_Written problem_:
Every record below should be transcribed exactly. Omit the images.

(Records from a data source)
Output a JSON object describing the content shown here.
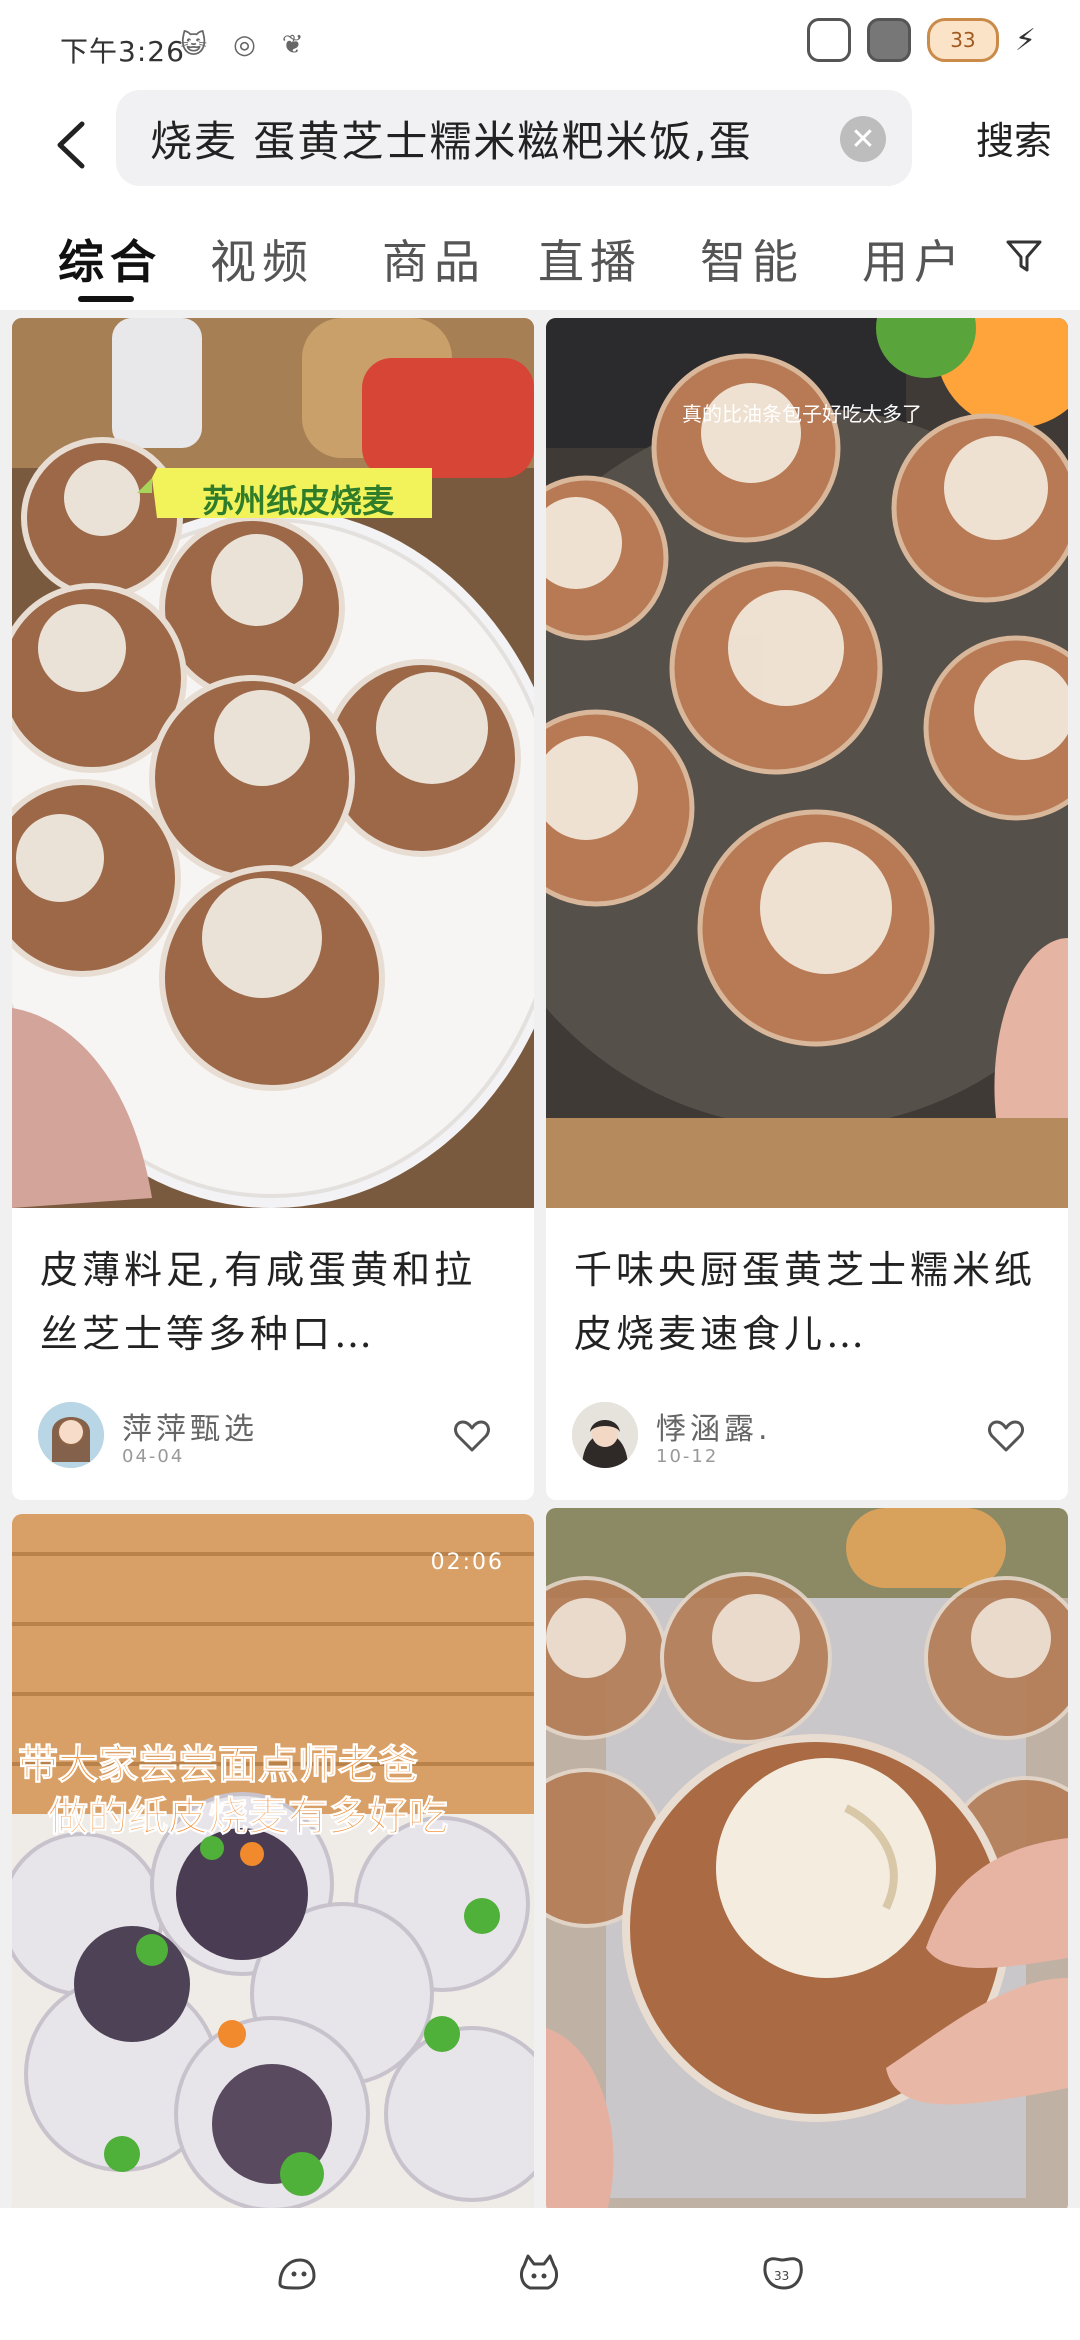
{
  "status": {
    "time": "下午3:26"
  },
  "header": {
    "search_value": "烧麦 蛋黄芝士糯米糍粑米饭,蛋",
    "search_button": "搜索"
  },
  "tabs": [
    {
      "label": "综合",
      "active": true
    },
    {
      "label": "视频",
      "active": false
    },
    {
      "label": "商品",
      "active": false
    },
    {
      "label": "直播",
      "active": false
    },
    {
      "label": "智能",
      "active": false
    },
    {
      "label": "用户",
      "active": false
    }
  ],
  "feed": {
    "cards": [
      {
        "image_text": "苏州纸皮烧麦",
        "title": "皮薄料足,有咸蛋黄和拉丝芝士等多种口…",
        "author": "萍萍甄选",
        "date": "04-04"
      },
      {
        "image_text": "真的比油条包子好吃太多了",
        "title": "千味央厨蛋黄芝士糯米纸皮烧麦速食儿…",
        "author": "悸涵露.",
        "date": "10-12"
      },
      {
        "duration": "02:06",
        "image_text_line1": "带大家尝尝面点师老爸",
        "image_text_line2": "做的纸皮烧麦有多好吃"
      },
      {}
    ]
  },
  "colors": {
    "accent_text": "#111111",
    "overlay_yellow": "#f2f25a",
    "overlay_orange": "#f08a2c"
  }
}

_Task solution_:
Output a JSON object describing the content shown here.
{
  "status": {
    "time": "下午3:26"
  },
  "header": {
    "search_value": "烧麦 蛋黄芝士糯米糍粑米饭,蛋",
    "search_button": "搜索"
  },
  "tabs": [
    {
      "label": "综合",
      "active": true
    },
    {
      "label": "视频",
      "active": false
    },
    {
      "label": "商品",
      "active": false
    },
    {
      "label": "直播",
      "active": false
    },
    {
      "label": "智能",
      "active": false
    },
    {
      "label": "用户",
      "active": false
    }
  ],
  "feed": {
    "cards": [
      {
        "image_text": "苏州纸皮烧麦",
        "title": "皮薄料足,有咸蛋黄和拉丝芝士等多种口…",
        "author": "萍萍甄选",
        "date": "04-04"
      },
      {
        "image_text": "真的比油条包子好吃太多了",
        "title": "千味央厨蛋黄芝士糯米纸皮烧麦速食儿…",
        "author": "悸涵露.",
        "date": "10-12"
      },
      {
        "duration": "02:06",
        "image_text_line1": "带大家尝尝面点师老爸",
        "image_text_line2": "做的纸皮烧麦有多好吃"
      },
      {}
    ]
  },
  "colors": {
    "accent_text": "#111111",
    "overlay_yellow": "#f2f25a",
    "overlay_orange": "#f08a2c"
  }
}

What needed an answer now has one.